Objective
Please edit the items from the line with "dialog-button[interactable]: Help [265,394,338,415]" up to and including the line with "spin-buttons[interactable] [240,249,250,265]", replacing "number-field" with "number-input" and leaving everything else unchanged. Give only those lines.

Collected data entries:
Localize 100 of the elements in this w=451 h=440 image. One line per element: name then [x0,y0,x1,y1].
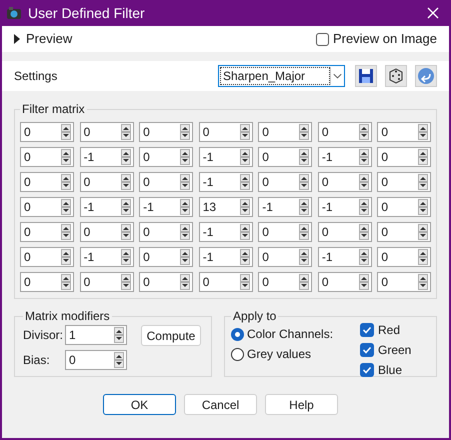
dialog-button[interactable]: Help [265,394,338,415]
preview-toggle[interactable]: Preview [14,29,72,49]
spin-buttons[interactable] [418,274,428,290]
spin-buttons[interactable] [358,274,369,290]
number-field[interactable]: -1 [80,147,134,167]
number-field[interactable]: -1 [80,197,134,217]
spin-buttons[interactable] [180,174,190,190]
number-field[interactable]: 0 [377,172,432,192]
checkbox[interactable] [360,363,374,377]
number-field[interactable]: 0 [198,122,253,142]
number-field[interactable]: 0 [139,247,194,267]
spin-buttons[interactable] [240,249,250,265]
number-field[interactable]: 0 [258,222,312,242]
spin-buttons[interactable] [120,124,131,140]
number-field[interactable]: 0 [318,222,372,242]
spin-buttons[interactable] [61,174,71,190]
spin-buttons[interactable] [418,124,428,140]
checkbox[interactable] [316,32,329,46]
spin-buttons[interactable] [358,124,369,140]
radio-button[interactable] [231,348,244,360]
number-field[interactable]: 0 [20,197,74,217]
spin-buttons[interactable] [180,224,190,240]
spin-buttons[interactable] [120,199,131,215]
number-field[interactable]: 0 [65,350,127,370]
number-field[interactable]: 13 [198,197,253,217]
spin-buttons[interactable] [418,199,428,215]
spin-buttons[interactable] [114,327,124,343]
spin-buttons[interactable] [120,149,131,165]
spin-buttons[interactable] [299,224,310,240]
number-field[interactable]: 0 [198,272,253,292]
spin-buttons[interactable] [358,174,369,190]
spin-buttons[interactable] [61,199,71,215]
spin-buttons[interactable] [299,124,310,140]
number-field[interactable]: 0 [377,272,432,292]
spin-buttons[interactable] [418,249,428,265]
spin-buttons[interactable] [61,224,71,240]
spin-buttons[interactable] [120,224,131,240]
number-field[interactable]: 0 [80,222,134,242]
number-field[interactable]: -1 [318,247,372,267]
spin-buttons[interactable] [418,174,428,190]
number-field[interactable]: 0 [258,172,312,192]
number-field[interactable]: 0 [318,172,372,192]
number-field[interactable]: 0 [80,172,134,192]
spin-buttons[interactable] [299,149,310,165]
number-field[interactable]: 0 [377,247,432,267]
spin-buttons[interactable] [61,249,71,265]
number-field[interactable]: -1 [318,197,372,217]
checkbox[interactable] [360,323,374,337]
spin-buttons[interactable] [240,174,250,190]
spin-buttons[interactable] [299,199,310,215]
spin-buttons[interactable] [61,124,71,140]
settings-dropdown[interactable]: Sharpen_Major [218,65,345,87]
radio-button[interactable] [231,328,244,340]
spin-buttons[interactable] [120,274,131,290]
number-field[interactable]: 0 [20,222,74,242]
number-field[interactable]: 0 [258,122,312,142]
spin-buttons[interactable] [358,199,369,215]
spin-buttons[interactable] [358,224,369,240]
spin-buttons[interactable] [418,149,428,165]
number-field[interactable]: 0 [377,122,432,142]
close-icon[interactable] [427,7,439,19]
number-field[interactable]: 0 [20,122,74,142]
number-field[interactable]: 0 [80,122,134,142]
spin-buttons[interactable] [61,149,71,165]
number-field[interactable]: 0 [139,122,194,142]
number-field[interactable]: 0 [258,272,312,292]
number-field[interactable]: 0 [80,272,134,292]
number-field[interactable]: 0 [318,272,372,292]
save-icon[interactable] [355,65,377,87]
checkbox[interactable] [360,343,374,357]
dialog-button[interactable]: OK [103,394,176,415]
number-field[interactable]: 1 [65,325,127,345]
compute-button[interactable]: Compute [141,325,201,346]
reset-icon[interactable] [415,65,437,87]
number-field[interactable]: -1 [198,172,253,192]
number-field[interactable]: 0 [20,247,74,267]
number-field[interactable]: 0 [139,172,194,192]
number-field[interactable]: -1 [80,247,134,267]
spin-buttons[interactable] [240,199,250,215]
number-field[interactable]: -1 [139,197,194,217]
spin-buttons[interactable] [120,249,131,265]
number-field[interactable]: 0 [258,247,312,267]
spin-buttons[interactable] [180,149,190,165]
spin-buttons[interactable] [358,149,369,165]
number-field[interactable]: 0 [377,197,432,217]
number-field[interactable]: 0 [139,272,194,292]
number-field[interactable]: 0 [139,147,194,167]
number-field[interactable]: -1 [198,247,253,267]
spin-buttons[interactable] [418,224,428,240]
spin-buttons[interactable] [180,199,190,215]
number-field[interactable]: -1 [198,147,253,167]
spin-buttons[interactable] [358,249,369,265]
number-field[interactable]: 0 [139,222,194,242]
spin-buttons[interactable] [61,274,71,290]
number-field[interactable]: 0 [20,147,74,167]
number-field[interactable]: -1 [198,222,253,242]
dialog-button[interactable]: Cancel [184,394,257,415]
spin-buttons[interactable] [240,274,250,290]
number-field[interactable]: 0 [20,272,74,292]
number-field[interactable]: -1 [258,197,312,217]
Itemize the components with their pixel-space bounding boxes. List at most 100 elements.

Exercise output
dialog-button[interactable]: Help [265,394,338,415]
preview-toggle[interactable]: Preview [14,29,72,49]
spin-buttons[interactable] [418,274,428,290]
spin-buttons[interactable] [358,274,369,290]
number-input[interactable]: -1 [80,147,134,167]
number-input[interactable]: -1 [80,197,134,217]
spin-buttons[interactable] [180,174,190,190]
number-input[interactable]: 0 [377,172,432,192]
checkbox[interactable] [360,363,374,377]
number-input[interactable]: 0 [198,122,253,142]
number-input[interactable]: 0 [139,247,194,267]
spin-buttons[interactable] [240,249,250,265]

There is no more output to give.